Exercise requirements:
Could you repeat the records below exactly, leaving out any pictures?

Data to process:
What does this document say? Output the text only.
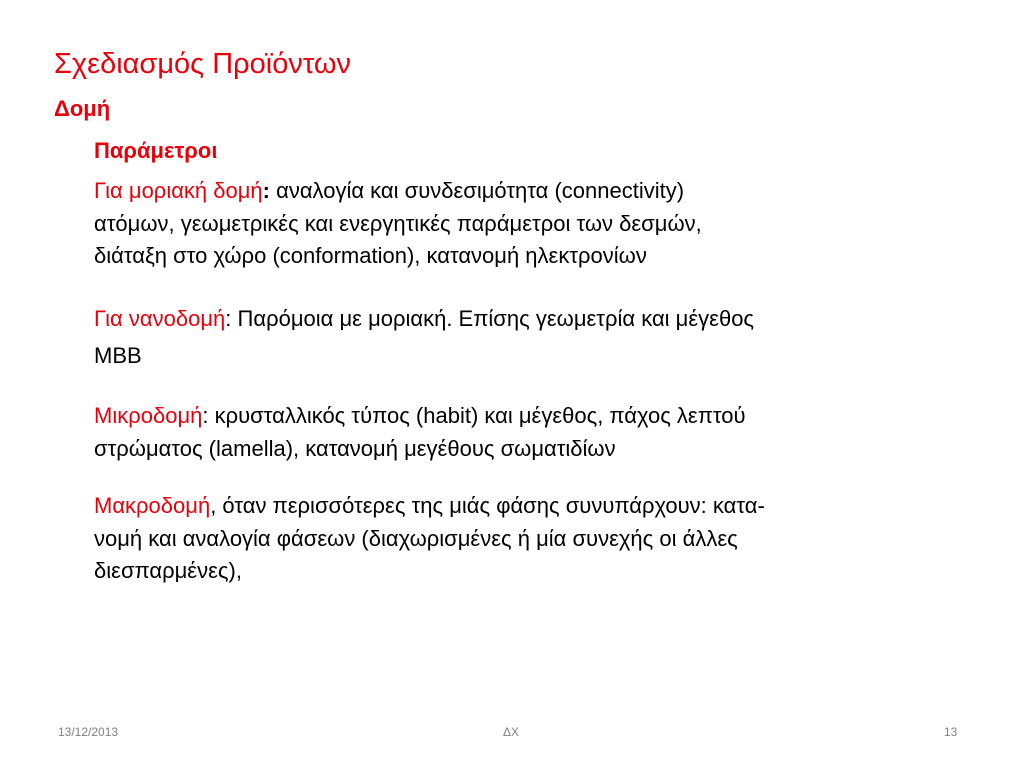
Σχεδιασμός Προϊόντων
Δομή
Παράμετροι
Για μοριακή δομή: αναλογία και συνδεσιμότητα (connectivity)
ατόμων, γεωμετρικές και ενεργητικές παράμετροι των δεσμών,
διάταξη στο χώρο (conformation), κατανομή ηλεκτρονίων
Για νανοδομή: Παρόμοια με μοριακή. Επίσης γεωμετρία και μέγεθος
MBB
Μικροδομή: κρυσταλλικός τύπος (habit) και μέγεθος, πάχος λεπτού
στρώματος (lamella), κατανομή μεγέθους σωματιδίων
Μακροδομή, όταν περισσότερες της μιάς φάσης συνυπάρχουν: κατα-
νομή και αναλογία φάσεων (διαχωρισμένες ή μία συνεχής οι άλλες
διεσπαρμένες),
13/12/2013	ΔΧ	13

Solution for this problem:
What does this document say? Output the text only.
Σχεδιασμός Προϊόντων
Δομή
Παράμετροι
Για μοριακή δομή: αναλογία και συνδεσιμότητα (connectivity)
ατόμων, γεωμετρικές και ενεργητικές παράμετροι των δεσμών,
διάταξη στο χώρο (conformation), κατανομή ηλεκτρονίων
Για νανοδομή: Παρόμοια με μοριακή. Επίσης γεωμετρία και μέγεθος
MBB
Μικροδομή: κρυσταλλικός τύπος (habit) και μέγεθος, πάχος λεπτού
στρώματος (lamella), κατανομή μεγέθους σωματιδίων
Μακροδομή, όταν περισσότερες της μιάς φάσης συνυπάρχουν: κατα-
νομή και αναλογία φάσεων (διαχωρισμένες ή μία συνεχής οι άλλες
διεσπαρμένες),
13/12/2013	ΔΧ	13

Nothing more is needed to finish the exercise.